__Rows__
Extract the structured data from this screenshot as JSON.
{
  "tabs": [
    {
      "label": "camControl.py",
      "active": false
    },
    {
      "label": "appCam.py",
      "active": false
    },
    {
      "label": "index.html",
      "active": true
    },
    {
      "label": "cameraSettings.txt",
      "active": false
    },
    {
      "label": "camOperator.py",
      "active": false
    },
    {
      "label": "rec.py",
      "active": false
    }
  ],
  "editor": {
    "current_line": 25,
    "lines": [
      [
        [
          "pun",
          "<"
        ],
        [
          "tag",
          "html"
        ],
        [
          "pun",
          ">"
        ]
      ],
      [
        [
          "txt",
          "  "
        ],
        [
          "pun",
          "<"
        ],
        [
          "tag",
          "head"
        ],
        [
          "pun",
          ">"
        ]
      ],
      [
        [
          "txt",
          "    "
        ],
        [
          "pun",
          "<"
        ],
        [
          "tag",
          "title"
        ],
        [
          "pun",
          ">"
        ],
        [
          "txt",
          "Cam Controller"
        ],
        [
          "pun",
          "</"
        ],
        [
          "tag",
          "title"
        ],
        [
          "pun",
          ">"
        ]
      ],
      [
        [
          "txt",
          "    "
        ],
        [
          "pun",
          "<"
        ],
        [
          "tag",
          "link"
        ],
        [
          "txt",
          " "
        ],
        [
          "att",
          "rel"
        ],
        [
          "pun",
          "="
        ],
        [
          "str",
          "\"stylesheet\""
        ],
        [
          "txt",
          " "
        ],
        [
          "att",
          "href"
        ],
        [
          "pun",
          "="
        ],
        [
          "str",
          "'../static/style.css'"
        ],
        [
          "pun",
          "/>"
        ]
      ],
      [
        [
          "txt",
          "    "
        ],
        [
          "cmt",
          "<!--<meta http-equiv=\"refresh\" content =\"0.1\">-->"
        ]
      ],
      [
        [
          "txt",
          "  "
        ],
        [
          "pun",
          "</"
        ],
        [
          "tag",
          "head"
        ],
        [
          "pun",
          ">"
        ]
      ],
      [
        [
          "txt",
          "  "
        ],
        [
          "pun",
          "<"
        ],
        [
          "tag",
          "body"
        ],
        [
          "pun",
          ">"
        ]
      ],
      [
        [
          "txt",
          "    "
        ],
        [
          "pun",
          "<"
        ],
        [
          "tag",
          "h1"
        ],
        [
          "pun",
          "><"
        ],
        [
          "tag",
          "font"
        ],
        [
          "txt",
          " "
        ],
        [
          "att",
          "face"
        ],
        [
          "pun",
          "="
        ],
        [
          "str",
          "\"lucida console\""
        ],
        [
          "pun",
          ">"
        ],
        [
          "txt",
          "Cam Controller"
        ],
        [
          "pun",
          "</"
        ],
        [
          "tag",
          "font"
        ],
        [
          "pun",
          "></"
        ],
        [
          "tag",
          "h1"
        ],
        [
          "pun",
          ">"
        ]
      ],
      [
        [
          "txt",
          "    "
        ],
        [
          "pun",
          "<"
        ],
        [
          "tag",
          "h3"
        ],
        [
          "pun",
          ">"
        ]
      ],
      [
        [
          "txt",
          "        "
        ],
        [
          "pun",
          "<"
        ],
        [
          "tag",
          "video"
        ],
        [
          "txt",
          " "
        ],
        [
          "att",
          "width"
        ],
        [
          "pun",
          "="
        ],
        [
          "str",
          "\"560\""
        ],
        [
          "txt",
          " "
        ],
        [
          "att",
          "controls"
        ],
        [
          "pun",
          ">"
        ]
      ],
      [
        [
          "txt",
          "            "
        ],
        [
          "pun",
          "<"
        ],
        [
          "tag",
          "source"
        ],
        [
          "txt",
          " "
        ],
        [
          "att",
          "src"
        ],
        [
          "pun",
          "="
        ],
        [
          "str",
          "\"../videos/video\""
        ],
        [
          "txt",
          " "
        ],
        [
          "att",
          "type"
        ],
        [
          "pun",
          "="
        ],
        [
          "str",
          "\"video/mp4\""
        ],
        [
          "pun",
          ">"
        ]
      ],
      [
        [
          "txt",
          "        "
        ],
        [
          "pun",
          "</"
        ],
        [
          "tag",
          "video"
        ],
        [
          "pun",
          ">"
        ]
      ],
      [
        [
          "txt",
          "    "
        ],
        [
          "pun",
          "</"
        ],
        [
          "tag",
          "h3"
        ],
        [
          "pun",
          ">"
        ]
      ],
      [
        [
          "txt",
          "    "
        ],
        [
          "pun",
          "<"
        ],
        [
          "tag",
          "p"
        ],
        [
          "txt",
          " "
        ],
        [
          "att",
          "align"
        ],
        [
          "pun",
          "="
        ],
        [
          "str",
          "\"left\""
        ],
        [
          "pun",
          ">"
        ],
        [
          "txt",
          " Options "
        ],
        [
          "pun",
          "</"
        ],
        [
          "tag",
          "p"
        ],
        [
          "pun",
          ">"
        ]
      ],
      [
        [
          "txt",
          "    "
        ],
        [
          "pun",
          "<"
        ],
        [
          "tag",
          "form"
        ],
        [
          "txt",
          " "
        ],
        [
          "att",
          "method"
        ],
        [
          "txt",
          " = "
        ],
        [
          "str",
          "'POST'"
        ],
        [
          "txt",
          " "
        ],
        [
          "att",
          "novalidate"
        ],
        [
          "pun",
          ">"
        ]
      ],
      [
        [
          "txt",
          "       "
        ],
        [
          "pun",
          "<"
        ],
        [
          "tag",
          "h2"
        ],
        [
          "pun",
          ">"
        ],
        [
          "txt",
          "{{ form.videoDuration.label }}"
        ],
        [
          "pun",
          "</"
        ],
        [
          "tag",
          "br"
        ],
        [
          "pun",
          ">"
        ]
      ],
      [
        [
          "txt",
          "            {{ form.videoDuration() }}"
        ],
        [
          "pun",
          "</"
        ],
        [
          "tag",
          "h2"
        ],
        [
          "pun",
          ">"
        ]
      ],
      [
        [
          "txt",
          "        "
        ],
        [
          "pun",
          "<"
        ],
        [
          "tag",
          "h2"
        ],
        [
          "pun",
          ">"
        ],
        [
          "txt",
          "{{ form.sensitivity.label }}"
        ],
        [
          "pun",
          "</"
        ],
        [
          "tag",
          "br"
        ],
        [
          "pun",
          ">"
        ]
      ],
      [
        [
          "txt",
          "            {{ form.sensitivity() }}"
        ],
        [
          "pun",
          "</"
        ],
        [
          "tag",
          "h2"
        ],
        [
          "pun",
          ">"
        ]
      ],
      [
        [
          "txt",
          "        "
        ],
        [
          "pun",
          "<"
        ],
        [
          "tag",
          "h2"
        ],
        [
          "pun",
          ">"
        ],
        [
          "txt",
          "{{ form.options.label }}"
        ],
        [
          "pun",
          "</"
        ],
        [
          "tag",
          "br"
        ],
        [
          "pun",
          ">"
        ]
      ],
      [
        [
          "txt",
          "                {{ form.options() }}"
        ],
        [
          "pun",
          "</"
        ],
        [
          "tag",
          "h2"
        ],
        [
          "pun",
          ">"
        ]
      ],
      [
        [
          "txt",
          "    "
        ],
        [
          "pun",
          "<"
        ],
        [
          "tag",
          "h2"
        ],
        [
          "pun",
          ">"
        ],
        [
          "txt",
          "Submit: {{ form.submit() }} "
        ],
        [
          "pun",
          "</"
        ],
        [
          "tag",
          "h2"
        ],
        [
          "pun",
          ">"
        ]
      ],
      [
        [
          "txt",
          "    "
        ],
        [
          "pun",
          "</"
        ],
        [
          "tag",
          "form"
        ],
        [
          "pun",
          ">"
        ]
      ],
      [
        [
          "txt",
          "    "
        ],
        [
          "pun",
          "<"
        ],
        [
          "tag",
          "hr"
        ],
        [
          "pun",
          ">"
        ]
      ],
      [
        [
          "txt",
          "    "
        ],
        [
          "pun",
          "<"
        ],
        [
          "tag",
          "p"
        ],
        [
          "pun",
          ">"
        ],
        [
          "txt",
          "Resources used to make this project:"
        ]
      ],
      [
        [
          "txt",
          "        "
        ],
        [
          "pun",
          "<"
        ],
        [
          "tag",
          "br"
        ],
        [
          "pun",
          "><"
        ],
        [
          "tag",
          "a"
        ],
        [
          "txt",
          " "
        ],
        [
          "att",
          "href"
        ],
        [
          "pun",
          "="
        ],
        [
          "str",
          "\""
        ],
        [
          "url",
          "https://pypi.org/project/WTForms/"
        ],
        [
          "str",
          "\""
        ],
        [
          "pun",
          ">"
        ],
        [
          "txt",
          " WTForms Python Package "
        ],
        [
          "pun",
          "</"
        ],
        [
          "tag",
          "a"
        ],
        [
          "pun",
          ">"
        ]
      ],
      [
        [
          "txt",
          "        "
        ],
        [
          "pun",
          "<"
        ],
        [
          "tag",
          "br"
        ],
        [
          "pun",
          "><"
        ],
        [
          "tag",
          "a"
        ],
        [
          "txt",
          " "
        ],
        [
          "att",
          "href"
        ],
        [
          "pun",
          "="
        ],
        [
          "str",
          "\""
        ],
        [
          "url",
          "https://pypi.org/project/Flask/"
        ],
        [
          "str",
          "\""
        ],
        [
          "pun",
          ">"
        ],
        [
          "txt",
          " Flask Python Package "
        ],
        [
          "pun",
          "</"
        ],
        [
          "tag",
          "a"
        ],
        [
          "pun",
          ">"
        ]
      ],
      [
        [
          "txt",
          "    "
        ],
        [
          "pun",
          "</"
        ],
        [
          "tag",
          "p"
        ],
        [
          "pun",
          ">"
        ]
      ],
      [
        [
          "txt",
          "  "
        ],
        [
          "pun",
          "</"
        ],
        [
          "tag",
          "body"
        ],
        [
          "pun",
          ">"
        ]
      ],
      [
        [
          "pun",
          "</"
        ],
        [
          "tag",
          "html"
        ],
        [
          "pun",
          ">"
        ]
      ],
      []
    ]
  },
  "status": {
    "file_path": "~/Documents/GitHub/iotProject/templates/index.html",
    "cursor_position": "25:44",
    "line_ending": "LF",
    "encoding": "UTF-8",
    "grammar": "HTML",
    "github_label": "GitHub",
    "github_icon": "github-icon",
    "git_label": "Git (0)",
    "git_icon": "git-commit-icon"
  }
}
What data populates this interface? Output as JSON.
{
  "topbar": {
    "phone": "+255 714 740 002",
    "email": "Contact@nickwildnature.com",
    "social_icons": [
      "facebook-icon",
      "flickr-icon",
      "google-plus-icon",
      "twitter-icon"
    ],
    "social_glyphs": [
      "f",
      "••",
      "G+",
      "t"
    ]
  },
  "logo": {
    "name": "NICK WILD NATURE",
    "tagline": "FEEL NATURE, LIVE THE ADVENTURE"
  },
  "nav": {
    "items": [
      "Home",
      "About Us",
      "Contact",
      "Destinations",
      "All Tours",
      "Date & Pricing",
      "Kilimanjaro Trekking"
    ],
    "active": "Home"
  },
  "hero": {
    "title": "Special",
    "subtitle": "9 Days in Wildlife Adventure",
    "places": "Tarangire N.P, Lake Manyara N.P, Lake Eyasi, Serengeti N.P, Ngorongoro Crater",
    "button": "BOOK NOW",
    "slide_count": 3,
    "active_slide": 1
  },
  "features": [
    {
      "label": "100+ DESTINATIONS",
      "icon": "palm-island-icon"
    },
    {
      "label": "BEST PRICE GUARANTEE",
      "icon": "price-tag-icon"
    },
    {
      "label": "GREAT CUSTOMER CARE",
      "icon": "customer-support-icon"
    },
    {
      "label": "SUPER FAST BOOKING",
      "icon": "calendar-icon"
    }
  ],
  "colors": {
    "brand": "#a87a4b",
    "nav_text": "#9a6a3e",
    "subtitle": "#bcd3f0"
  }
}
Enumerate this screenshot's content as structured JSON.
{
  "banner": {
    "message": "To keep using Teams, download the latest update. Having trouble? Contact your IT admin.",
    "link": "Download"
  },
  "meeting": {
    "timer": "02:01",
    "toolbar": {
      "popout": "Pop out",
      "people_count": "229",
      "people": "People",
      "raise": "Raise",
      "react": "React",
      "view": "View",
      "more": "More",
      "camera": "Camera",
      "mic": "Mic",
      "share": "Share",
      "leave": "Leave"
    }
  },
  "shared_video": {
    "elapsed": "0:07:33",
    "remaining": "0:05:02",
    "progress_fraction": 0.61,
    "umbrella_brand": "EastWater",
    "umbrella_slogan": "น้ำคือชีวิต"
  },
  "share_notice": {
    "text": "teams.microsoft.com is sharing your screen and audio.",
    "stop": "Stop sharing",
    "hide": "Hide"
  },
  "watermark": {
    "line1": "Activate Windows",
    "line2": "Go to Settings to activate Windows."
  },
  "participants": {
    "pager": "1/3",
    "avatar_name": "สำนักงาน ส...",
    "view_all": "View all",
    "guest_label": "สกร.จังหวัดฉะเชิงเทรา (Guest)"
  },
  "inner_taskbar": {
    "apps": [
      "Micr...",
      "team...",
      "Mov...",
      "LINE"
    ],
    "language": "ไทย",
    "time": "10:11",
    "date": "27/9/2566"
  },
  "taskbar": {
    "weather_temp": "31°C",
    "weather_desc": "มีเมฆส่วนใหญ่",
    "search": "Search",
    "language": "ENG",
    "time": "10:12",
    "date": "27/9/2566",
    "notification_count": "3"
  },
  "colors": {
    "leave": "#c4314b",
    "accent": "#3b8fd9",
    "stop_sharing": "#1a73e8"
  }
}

__What you are asked to do__
Write out again, unchanged, every line from the line containing "Enumerate this screenshot's" to the final line of the material above.

__Response to this exercise__
Enumerate this screenshot's content as structured JSON.
{
  "banner": {
    "message": "To keep using Teams, download the latest update. Having trouble? Contact your IT admin.",
    "link": "Download"
  },
  "meeting": {
    "timer": "02:01",
    "toolbar": {
      "popout": "Pop out",
      "people_count": "229",
      "people": "People",
      "raise": "Raise",
      "react": "React",
      "view": "View",
      "more": "More",
      "camera": "Camera",
      "mic": "Mic",
      "share": "Share",
      "leave": "Leave"
    }
  },
  "shared_video": {
    "elapsed": "0:07:33",
    "remaining": "0:05:02",
    "progress_fraction": 0.61,
    "umbrella_brand": "EastWater",
    "umbrella_slogan": "น้ำคือชีวิต"
  },
  "share_notice": {
    "text": "teams.microsoft.com is sharing your screen and audio.",
    "stop": "Stop sharing",
    "hide": "Hide"
  },
  "watermark": {
    "line1": "Activate Windows",
    "line2": "Go to Settings to activate Windows."
  },
  "participants": {
    "pager": "1/3",
    "avatar_name": "สำนักงาน ส...",
    "view_all": "View all",
    "guest_label": "สกร.จังหวัดฉะเชิงเทรา (Guest)"
  },
  "inner_taskbar": {
    "apps": [
      "Micr...",
      "team...",
      "Mov...",
      "LINE"
    ],
    "language": "ไทย",
    "time": "10:11",
    "date": "27/9/2566"
  },
  "taskbar": {
    "weather_temp": "31°C",
    "weather_desc": "มีเมฆส่วนใหญ่",
    "search": "Search",
    "language": "ENG",
    "time": "10:12",
    "date": "27/9/2566",
    "notification_count": "3"
  },
  "colors": {
    "leave": "#c4314b",
    "accent": "#3b8fd9",
    "stop_sharing": "#1a73e8"
  }
}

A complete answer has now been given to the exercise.